Data records

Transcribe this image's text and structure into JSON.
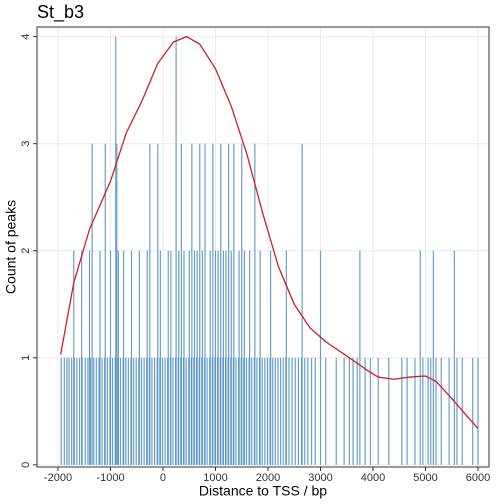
{
  "chart_data": {
    "type": "bar",
    "title": "St_b3",
    "x_label": "Distance to TSS / bp",
    "y_label": "Count of peaks",
    "xlim": [
      -2400,
      6210
    ],
    "ylim": [
      -0.02,
      4.09
    ],
    "xticks": [
      -2000,
      -1000,
      0,
      1000,
      2000,
      3000,
      4000,
      5000,
      6000
    ],
    "yticks": [
      0,
      1,
      2,
      3,
      4
    ],
    "grid": true,
    "series": [
      {
        "type": "bar",
        "color": "#4f8fc0",
        "x": [
          -1940,
          -1880,
          -1830,
          -1790,
          -1740,
          -1690,
          -1640,
          -1590,
          -1540,
          -1480,
          -1430,
          -1380,
          -1320,
          -1270,
          -1220,
          -1160,
          -1110,
          -1060,
          -1010,
          -960,
          -910,
          -860,
          -810,
          -760,
          -710,
          -660,
          -610,
          -560,
          -510,
          -460,
          -410,
          -360,
          -310,
          -260,
          -210,
          -160,
          -110,
          -60,
          -10,
          40,
          90,
          140,
          190,
          240,
          290,
          340,
          390,
          440,
          490,
          540,
          590,
          640,
          690,
          740,
          790,
          840,
          890,
          940,
          990,
          1040,
          1090,
          1140,
          1190,
          1240,
          1290,
          1340,
          1390,
          1440,
          1490,
          1540,
          1590,
          1640,
          1690,
          1740,
          1790,
          1840,
          1890,
          1940,
          1990,
          2040,
          2090,
          2140,
          2190,
          2240,
          2290,
          2340,
          2400,
          2460,
          2520,
          2580,
          2640,
          2700,
          2760,
          2830,
          2900,
          3100,
          3300,
          3450,
          3550,
          3620,
          3700,
          3850,
          3950,
          4100,
          4300,
          4550,
          4650,
          4800,
          4950,
          5050,
          5100,
          5200,
          5300,
          5450,
          5600,
          5700,
          5900,
          6000,
          -1700,
          -1550,
          -1400,
          -1200,
          -1000,
          -850,
          -750,
          -600,
          -450,
          -300,
          -50,
          100,
          150,
          300,
          400,
          500,
          600,
          650,
          750,
          900,
          1000,
          1050,
          1150,
          1200,
          1300,
          1450,
          1550,
          1650,
          1850,
          2050,
          2350,
          3000,
          3750,
          4900,
          5150,
          5550,
          -1350,
          -1100,
          -880,
          -250,
          -100,
          350,
          550,
          700,
          800,
          950,
          1100,
          1250,
          1350,
          1500,
          1750,
          2650,
          -900,
          250
        ],
        "values": [
          1,
          1,
          1,
          1,
          1,
          1,
          1,
          1,
          1,
          1,
          1,
          1,
          1,
          1,
          1,
          1,
          1,
          1,
          1,
          1,
          1,
          1,
          1,
          1,
          1,
          1,
          1,
          1,
          1,
          1,
          1,
          1,
          1,
          1,
          1,
          1,
          1,
          1,
          1,
          1,
          1,
          1,
          1,
          1,
          1,
          1,
          1,
          1,
          1,
          1,
          1,
          1,
          1,
          1,
          1,
          1,
          1,
          1,
          1,
          1,
          1,
          1,
          1,
          1,
          1,
          1,
          1,
          1,
          1,
          1,
          1,
          1,
          1,
          1,
          1,
          1,
          1,
          1,
          1,
          1,
          1,
          1,
          1,
          1,
          1,
          1,
          1,
          1,
          1,
          1,
          1,
          1,
          1,
          1,
          1,
          1,
          1,
          1,
          1,
          1,
          1,
          1,
          1,
          1,
          1,
          1,
          1,
          1,
          1,
          1,
          1,
          1,
          1,
          1,
          1,
          1,
          1,
          1,
          2,
          2,
          2,
          2,
          2,
          2,
          2,
          2,
          2,
          2,
          2,
          2,
          2,
          2,
          2,
          2,
          2,
          2,
          2,
          2,
          2,
          2,
          2,
          2,
          2,
          2,
          2,
          2,
          2,
          2,
          2,
          2,
          2,
          2,
          2,
          2,
          3,
          3,
          3,
          3,
          3,
          3,
          3,
          3,
          3,
          3,
          3,
          3,
          3,
          3,
          3,
          3,
          4,
          4
        ]
      },
      {
        "type": "line",
        "color": "#cc1f2a",
        "x": [
          -1950,
          -1700,
          -1400,
          -1000,
          -700,
          -400,
          -100,
          200,
          450,
          700,
          1000,
          1300,
          1600,
          1900,
          2200,
          2500,
          2800,
          3100,
          3400,
          3700,
          3900,
          4100,
          4400,
          4700,
          5000,
          5200,
          5500,
          5800,
          6000
        ],
        "values": [
          1.03,
          1.7,
          2.2,
          2.65,
          3.1,
          3.4,
          3.75,
          3.95,
          4.0,
          3.93,
          3.7,
          3.35,
          2.9,
          2.35,
          1.85,
          1.5,
          1.28,
          1.15,
          1.05,
          0.95,
          0.88,
          0.82,
          0.8,
          0.82,
          0.83,
          0.78,
          0.62,
          0.45,
          0.34
        ]
      }
    ]
  }
}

- **PROBLEM**: All the records need to be repeated exactly, with the images dropped.

- **RESPONSE TO THIS EXERCISE**:
Transcribe this image's text and structure into JSON.
{
  "chart_data": {
    "type": "bar",
    "title": "St_b3",
    "x_label": "Distance to TSS / bp",
    "y_label": "Count of peaks",
    "xlim": [
      -2400,
      6210
    ],
    "ylim": [
      -0.02,
      4.09
    ],
    "xticks": [
      -2000,
      -1000,
      0,
      1000,
      2000,
      3000,
      4000,
      5000,
      6000
    ],
    "yticks": [
      0,
      1,
      2,
      3,
      4
    ],
    "grid": true,
    "series": [
      {
        "type": "bar",
        "color": "#4f8fc0",
        "x": [
          -1940,
          -1880,
          -1830,
          -1790,
          -1740,
          -1690,
          -1640,
          -1590,
          -1540,
          -1480,
          -1430,
          -1380,
          -1320,
          -1270,
          -1220,
          -1160,
          -1110,
          -1060,
          -1010,
          -960,
          -910,
          -860,
          -810,
          -760,
          -710,
          -660,
          -610,
          -560,
          -510,
          -460,
          -410,
          -360,
          -310,
          -260,
          -210,
          -160,
          -110,
          -60,
          -10,
          40,
          90,
          140,
          190,
          240,
          290,
          340,
          390,
          440,
          490,
          540,
          590,
          640,
          690,
          740,
          790,
          840,
          890,
          940,
          990,
          1040,
          1090,
          1140,
          1190,
          1240,
          1290,
          1340,
          1390,
          1440,
          1490,
          1540,
          1590,
          1640,
          1690,
          1740,
          1790,
          1840,
          1890,
          1940,
          1990,
          2040,
          2090,
          2140,
          2190,
          2240,
          2290,
          2340,
          2400,
          2460,
          2520,
          2580,
          2640,
          2700,
          2760,
          2830,
          2900,
          3100,
          3300,
          3450,
          3550,
          3620,
          3700,
          3850,
          3950,
          4100,
          4300,
          4550,
          4650,
          4800,
          4950,
          5050,
          5100,
          5200,
          5300,
          5450,
          5600,
          5700,
          5900,
          6000,
          -1700,
          -1550,
          -1400,
          -1200,
          -1000,
          -850,
          -750,
          -600,
          -450,
          -300,
          -50,
          100,
          150,
          300,
          400,
          500,
          600,
          650,
          750,
          900,
          1000,
          1050,
          1150,
          1200,
          1300,
          1450,
          1550,
          1650,
          1850,
          2050,
          2350,
          3000,
          3750,
          4900,
          5150,
          5550,
          -1350,
          -1100,
          -880,
          -250,
          -100,
          350,
          550,
          700,
          800,
          950,
          1100,
          1250,
          1350,
          1500,
          1750,
          2650,
          -900,
          250
        ],
        "values": [
          1,
          1,
          1,
          1,
          1,
          1,
          1,
          1,
          1,
          1,
          1,
          1,
          1,
          1,
          1,
          1,
          1,
          1,
          1,
          1,
          1,
          1,
          1,
          1,
          1,
          1,
          1,
          1,
          1,
          1,
          1,
          1,
          1,
          1,
          1,
          1,
          1,
          1,
          1,
          1,
          1,
          1,
          1,
          1,
          1,
          1,
          1,
          1,
          1,
          1,
          1,
          1,
          1,
          1,
          1,
          1,
          1,
          1,
          1,
          1,
          1,
          1,
          1,
          1,
          1,
          1,
          1,
          1,
          1,
          1,
          1,
          1,
          1,
          1,
          1,
          1,
          1,
          1,
          1,
          1,
          1,
          1,
          1,
          1,
          1,
          1,
          1,
          1,
          1,
          1,
          1,
          1,
          1,
          1,
          1,
          1,
          1,
          1,
          1,
          1,
          1,
          1,
          1,
          1,
          1,
          1,
          1,
          1,
          1,
          1,
          1,
          1,
          1,
          1,
          1,
          1,
          1,
          1,
          2,
          2,
          2,
          2,
          2,
          2,
          2,
          2,
          2,
          2,
          2,
          2,
          2,
          2,
          2,
          2,
          2,
          2,
          2,
          2,
          2,
          2,
          2,
          2,
          2,
          2,
          2,
          2,
          2,
          2,
          2,
          2,
          2,
          2,
          2,
          2,
          3,
          3,
          3,
          3,
          3,
          3,
          3,
          3,
          3,
          3,
          3,
          3,
          3,
          3,
          3,
          3,
          4,
          4
        ]
      },
      {
        "type": "line",
        "color": "#cc1f2a",
        "x": [
          -1950,
          -1700,
          -1400,
          -1000,
          -700,
          -400,
          -100,
          200,
          450,
          700,
          1000,
          1300,
          1600,
          1900,
          2200,
          2500,
          2800,
          3100,
          3400,
          3700,
          3900,
          4100,
          4400,
          4700,
          5000,
          5200,
          5500,
          5800,
          6000
        ],
        "values": [
          1.03,
          1.7,
          2.2,
          2.65,
          3.1,
          3.4,
          3.75,
          3.95,
          4.0,
          3.93,
          3.7,
          3.35,
          2.9,
          2.35,
          1.85,
          1.5,
          1.28,
          1.15,
          1.05,
          0.95,
          0.88,
          0.82,
          0.8,
          0.82,
          0.83,
          0.78,
          0.62,
          0.45,
          0.34
        ]
      }
    ]
  }
}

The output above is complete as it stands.